Rows from a dataset:
* * *

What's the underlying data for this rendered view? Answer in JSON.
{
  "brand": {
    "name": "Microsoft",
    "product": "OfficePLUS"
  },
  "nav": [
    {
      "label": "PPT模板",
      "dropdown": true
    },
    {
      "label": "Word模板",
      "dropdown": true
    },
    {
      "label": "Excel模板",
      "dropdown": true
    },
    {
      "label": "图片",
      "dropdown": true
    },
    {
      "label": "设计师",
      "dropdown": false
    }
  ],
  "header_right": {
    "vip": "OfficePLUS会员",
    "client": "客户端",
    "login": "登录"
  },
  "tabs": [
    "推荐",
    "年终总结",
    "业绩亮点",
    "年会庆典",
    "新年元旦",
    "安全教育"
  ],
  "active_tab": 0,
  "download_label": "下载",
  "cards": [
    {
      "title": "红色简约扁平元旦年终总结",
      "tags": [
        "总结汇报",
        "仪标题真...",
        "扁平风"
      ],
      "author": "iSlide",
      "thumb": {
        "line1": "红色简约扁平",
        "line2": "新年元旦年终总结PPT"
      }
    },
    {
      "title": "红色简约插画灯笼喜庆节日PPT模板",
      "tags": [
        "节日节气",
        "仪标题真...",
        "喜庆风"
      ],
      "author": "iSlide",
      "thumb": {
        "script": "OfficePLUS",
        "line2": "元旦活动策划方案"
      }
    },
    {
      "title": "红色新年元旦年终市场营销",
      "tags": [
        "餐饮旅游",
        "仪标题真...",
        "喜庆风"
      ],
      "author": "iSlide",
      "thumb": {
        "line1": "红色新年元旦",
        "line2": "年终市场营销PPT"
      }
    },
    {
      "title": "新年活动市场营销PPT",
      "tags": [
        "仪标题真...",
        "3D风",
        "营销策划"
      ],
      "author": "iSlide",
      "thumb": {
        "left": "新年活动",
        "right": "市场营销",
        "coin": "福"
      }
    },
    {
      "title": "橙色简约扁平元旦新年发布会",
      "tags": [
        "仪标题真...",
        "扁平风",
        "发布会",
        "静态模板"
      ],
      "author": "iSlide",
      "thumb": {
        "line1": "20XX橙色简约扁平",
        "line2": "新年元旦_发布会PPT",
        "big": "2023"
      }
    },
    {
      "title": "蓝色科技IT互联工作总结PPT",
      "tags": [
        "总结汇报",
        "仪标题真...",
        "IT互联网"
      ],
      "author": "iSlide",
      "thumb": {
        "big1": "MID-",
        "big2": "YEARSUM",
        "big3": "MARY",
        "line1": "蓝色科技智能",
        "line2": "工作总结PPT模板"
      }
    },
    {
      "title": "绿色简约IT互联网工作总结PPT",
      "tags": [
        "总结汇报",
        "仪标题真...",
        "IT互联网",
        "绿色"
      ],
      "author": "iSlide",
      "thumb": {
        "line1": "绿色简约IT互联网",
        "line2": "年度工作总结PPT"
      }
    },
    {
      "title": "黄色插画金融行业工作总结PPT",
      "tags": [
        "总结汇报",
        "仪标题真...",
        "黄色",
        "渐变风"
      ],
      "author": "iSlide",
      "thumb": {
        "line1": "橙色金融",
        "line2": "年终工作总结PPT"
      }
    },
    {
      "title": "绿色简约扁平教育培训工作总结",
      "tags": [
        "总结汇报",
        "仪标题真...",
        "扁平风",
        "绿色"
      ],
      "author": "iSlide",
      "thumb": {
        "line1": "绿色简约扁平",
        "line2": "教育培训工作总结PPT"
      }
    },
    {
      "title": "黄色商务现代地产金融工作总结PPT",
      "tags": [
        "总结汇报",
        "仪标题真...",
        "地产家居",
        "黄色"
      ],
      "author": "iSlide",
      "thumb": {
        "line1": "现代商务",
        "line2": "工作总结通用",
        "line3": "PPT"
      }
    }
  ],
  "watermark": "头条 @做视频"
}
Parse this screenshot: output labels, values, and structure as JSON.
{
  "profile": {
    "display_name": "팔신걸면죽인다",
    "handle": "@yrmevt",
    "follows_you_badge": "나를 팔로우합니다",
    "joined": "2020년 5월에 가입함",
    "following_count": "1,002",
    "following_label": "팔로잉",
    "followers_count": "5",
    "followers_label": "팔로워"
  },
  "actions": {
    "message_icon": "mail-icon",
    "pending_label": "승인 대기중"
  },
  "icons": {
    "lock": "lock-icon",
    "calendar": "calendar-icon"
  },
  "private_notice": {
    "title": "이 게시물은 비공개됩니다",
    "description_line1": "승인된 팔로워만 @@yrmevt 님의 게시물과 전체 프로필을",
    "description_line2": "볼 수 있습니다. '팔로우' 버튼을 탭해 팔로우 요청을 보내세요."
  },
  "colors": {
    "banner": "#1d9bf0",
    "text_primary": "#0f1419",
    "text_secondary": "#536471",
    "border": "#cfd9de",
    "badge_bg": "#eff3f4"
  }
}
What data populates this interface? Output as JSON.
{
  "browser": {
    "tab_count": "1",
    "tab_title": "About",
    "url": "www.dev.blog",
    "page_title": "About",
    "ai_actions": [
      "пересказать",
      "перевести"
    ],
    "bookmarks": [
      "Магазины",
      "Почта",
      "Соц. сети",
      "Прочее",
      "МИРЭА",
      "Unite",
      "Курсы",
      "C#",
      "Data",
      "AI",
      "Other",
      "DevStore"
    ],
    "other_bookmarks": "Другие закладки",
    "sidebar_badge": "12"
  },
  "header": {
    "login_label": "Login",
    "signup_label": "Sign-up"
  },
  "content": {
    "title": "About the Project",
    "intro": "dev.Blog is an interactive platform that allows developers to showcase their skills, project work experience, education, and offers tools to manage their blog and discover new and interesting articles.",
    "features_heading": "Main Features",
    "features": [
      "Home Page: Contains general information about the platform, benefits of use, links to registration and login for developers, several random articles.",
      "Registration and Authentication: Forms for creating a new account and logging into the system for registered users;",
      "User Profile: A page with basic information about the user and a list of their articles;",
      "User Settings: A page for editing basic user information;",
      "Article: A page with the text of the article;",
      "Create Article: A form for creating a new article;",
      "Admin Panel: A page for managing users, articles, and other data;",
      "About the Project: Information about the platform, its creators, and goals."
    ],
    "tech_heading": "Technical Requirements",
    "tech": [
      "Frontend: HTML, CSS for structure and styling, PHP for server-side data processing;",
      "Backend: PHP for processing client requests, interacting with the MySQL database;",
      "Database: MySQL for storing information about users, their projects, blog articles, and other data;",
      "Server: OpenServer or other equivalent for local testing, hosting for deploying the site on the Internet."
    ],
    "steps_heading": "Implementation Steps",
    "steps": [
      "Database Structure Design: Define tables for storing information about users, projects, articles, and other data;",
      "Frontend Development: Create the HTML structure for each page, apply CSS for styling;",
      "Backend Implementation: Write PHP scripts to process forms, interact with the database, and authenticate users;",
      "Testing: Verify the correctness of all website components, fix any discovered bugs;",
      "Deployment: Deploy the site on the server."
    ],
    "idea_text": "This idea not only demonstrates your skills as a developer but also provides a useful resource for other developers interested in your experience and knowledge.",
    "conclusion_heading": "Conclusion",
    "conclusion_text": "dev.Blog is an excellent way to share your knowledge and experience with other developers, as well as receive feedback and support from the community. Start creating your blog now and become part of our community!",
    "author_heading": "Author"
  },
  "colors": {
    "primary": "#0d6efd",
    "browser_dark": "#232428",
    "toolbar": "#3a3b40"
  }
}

* * *

(TASK DESCRIPTION) Using the data above, output each line exactly.

(CORRECT OUTPUT)
What's the underlying data for this rendered view? Answer in JSON.
{
  "brand": {
    "name": "Microsoft",
    "product": "OfficePLUS"
  },
  "nav": [
    {
      "label": "PPT模板",
      "dropdown": true
    },
    {
      "label": "Word模板",
      "dropdown": true
    },
    {
      "label": "Excel模板",
      "dropdown": true
    },
    {
      "label": "图片",
      "dropdown": true
    },
    {
      "label": "设计师",
      "dropdown": false
    }
  ],
  "header_right": {
    "vip": "OfficePLUS会员",
    "client": "客户端",
    "login": "登录"
  },
  "tabs": [
    "推荐",
    "年终总结",
    "业绩亮点",
    "年会庆典",
    "新年元旦",
    "安全教育"
  ],
  "active_tab": 0,
  "download_label": "下载",
  "cards": [
    {
      "title": "红色简约扁平元旦年终总结",
      "tags": [
        "总结汇报",
        "仪标题真...",
        "扁平风"
      ],
      "author": "iSlide",
      "thumb": {
        "line1": "红色简约扁平",
        "line2": "新年元旦年终总结PPT"
      }
    },
    {
      "title": "红色简约插画灯笼喜庆节日PPT模板",
      "tags": [
        "节日节气",
        "仪标题真...",
        "喜庆风"
      ],
      "author": "iSlide",
      "thumb": {
        "script": "OfficePLUS",
        "line2": "元旦活动策划方案"
      }
    },
    {
      "title": "红色新年元旦年终市场营销",
      "tags": [
        "餐饮旅游",
        "仪标题真...",
        "喜庆风"
      ],
      "author": "iSlide",
      "thumb": {
        "line1": "红色新年元旦",
        "line2": "年终市场营销PPT"
      }
    },
    {
      "title": "新年活动市场营销PPT",
      "tags": [
        "仪标题真...",
        "3D风",
        "营销策划"
      ],
      "author": "iSlide",
      "thumb": {
        "left": "新年活动",
        "right": "市场营销",
        "coin": "福"
      }
    },
    {
      "title": "橙色简约扁平元旦新年发布会",
      "tags": [
        "仪标题真...",
        "扁平风",
        "发布会",
        "静态模板"
      ],
      "author": "iSlide",
      "thumb": {
        "line1": "20XX橙色简约扁平",
        "line2": "新年元旦_发布会PPT",
        "big": "2023"
      }
    },
    {
      "title": "蓝色科技IT互联工作总结PPT",
      "tags": [
        "总结汇报",
        "仪标题真...",
        "IT互联网"
      ],
      "author": "iSlide",
      "thumb": {
        "big1": "MID-",
        "big2": "YEARSUM",
        "big3": "MARY",
        "line1": "蓝色科技智能",
        "line2": "工作总结PPT模板"
      }
    },
    {
      "title": "绿色简约IT互联网工作总结PPT",
      "tags": [
        "总结汇报",
        "仪标题真...",
        "IT互联网",
        "绿色"
      ],
      "author": "iSlide",
      "thumb": {
        "line1": "绿色简约IT互联网",
        "line2": "年度工作总结PPT"
      }
    },
    {
      "title": "黄色插画金融行业工作总结PPT",
      "tags": [
        "总结汇报",
        "仪标题真...",
        "黄色",
        "渐变风"
      ],
      "author": "iSlide",
      "thumb": {
        "line1": "橙色金融",
        "line2": "年终工作总结PPT"
      }
    },
    {
      "title": "绿色简约扁平教育培训工作总结",
      "tags": [
        "总结汇报",
        "仪标题真...",
        "扁平风",
        "绿色"
      ],
      "author": "iSlide",
      "thumb": {
        "line1": "绿色简约扁平",
        "line2": "教育培训工作总结PPT"
      }
    },
    {
      "title": "黄色商务现代地产金融工作总结PPT",
      "tags": [
        "总结汇报",
        "仪标题真...",
        "地产家居",
        "黄色"
      ],
      "author": "iSlide",
      "thumb": {
        "line1": "现代商务",
        "line2": "工作总结通用",
        "line3": "PPT"
      }
    }
  ],
  "watermark": "头条 @做视频"
}
Parse this screenshot: output labels, values, and structure as JSON.
{
  "profile": {
    "display_name": "팔신걸면죽인다",
    "handle": "@yrmevt",
    "follows_you_badge": "나를 팔로우합니다",
    "joined": "2020년 5월에 가입함",
    "following_count": "1,002",
    "following_label": "팔로잉",
    "followers_count": "5",
    "followers_label": "팔로워"
  },
  "actions": {
    "message_icon": "mail-icon",
    "pending_label": "승인 대기중"
  },
  "icons": {
    "lock": "lock-icon",
    "calendar": "calendar-icon"
  },
  "private_notice": {
    "title": "이 게시물은 비공개됩니다",
    "description_line1": "승인된 팔로워만 @@yrmevt 님의 게시물과 전체 프로필을",
    "description_line2": "볼 수 있습니다. '팔로우' 버튼을 탭해 팔로우 요청을 보내세요."
  },
  "colors": {
    "banner": "#1d9bf0",
    "text_primary": "#0f1419",
    "text_secondary": "#536471",
    "border": "#cfd9de",
    "badge_bg": "#eff3f4"
  }
}
What data populates this interface? Output as JSON.
{
  "browser": {
    "tab_count": "1",
    "tab_title": "About",
    "url": "www.dev.blog",
    "page_title": "About",
    "ai_actions": [
      "пересказать",
      "перевести"
    ],
    "bookmarks": [
      "Магазины",
      "Почта",
      "Соц. сети",
      "Прочее",
      "МИРЭА",
      "Unite",
      "Курсы",
      "C#",
      "Data",
      "AI",
      "Other",
      "DevStore"
    ],
    "other_bookmarks": "Другие закладки",
    "sidebar_badge": "12"
  },
  "header": {
    "login_label": "Login",
    "signup_label": "Sign-up"
  },
  "content": {
    "title": "About the Project",
    "intro": "dev.Blog is an interactive platform that allows developers to showcase their skills, project work experience, education, and offers tools to manage their blog and discover new and interesting articles.",
    "features_heading": "Main Features",
    "features": [
      "Home Page: Contains general information about the platform, benefits of use, links to registration and login for developers, several random articles.",
      "Registration and Authentication: Forms for creating a new account and logging into the system for registered users;",
      "User Profile: A page with basic information about the user and a list of their articles;",
      "User Settings: A page for editing basic user information;",
      "Article: A page with the text of the article;",
      "Create Article: A form for creating a new article;",
      "Admin Panel: A page for managing users, articles, and other data;",
      "About the Project: Information about the platform, its creators, and goals."
    ],
    "tech_heading": "Technical Requirements",
    "tech": [
      "Frontend: HTML, CSS for structure and styling, PHP for server-side data processing;",
      "Backend: PHP for processing client requests, interacting with the MySQL database;",
      "Database: MySQL for storing information about users, their projects, blog articles, and other data;",
      "Server: OpenServer or other equivalent for local testing, hosting for deploying the site on the Internet."
    ],
    "steps_heading": "Implementation Steps",
    "steps": [
      "Database Structure Design: Define tables for storing information about users, projects, articles, and other data;",
      "Frontend Development: Create the HTML structure for each page, apply CSS for styling;",
      "Backend Implementation: Write PHP scripts to process forms, interact with the database, and authenticate users;",
      "Testing: Verify the correctness of all website components, fix any discovered bugs;",
      "Deployment: Deploy the site on the server."
    ],
    "idea_text": "This idea not only demonstrates your skills as a developer but also provides a useful resource for other developers interested in your experience and knowledge.",
    "conclusion_heading": "Conclusion",
    "conclusion_text": "dev.Blog is an excellent way to share your knowledge and experience with other developers, as well as receive feedback and support from the community. Start creating your blog now and become part of our community!",
    "author_heading": "Author"
  },
  "colors": {
    "primary": "#0d6efd",
    "browser_dark": "#232428",
    "toolbar": "#3a3b40"
  }
}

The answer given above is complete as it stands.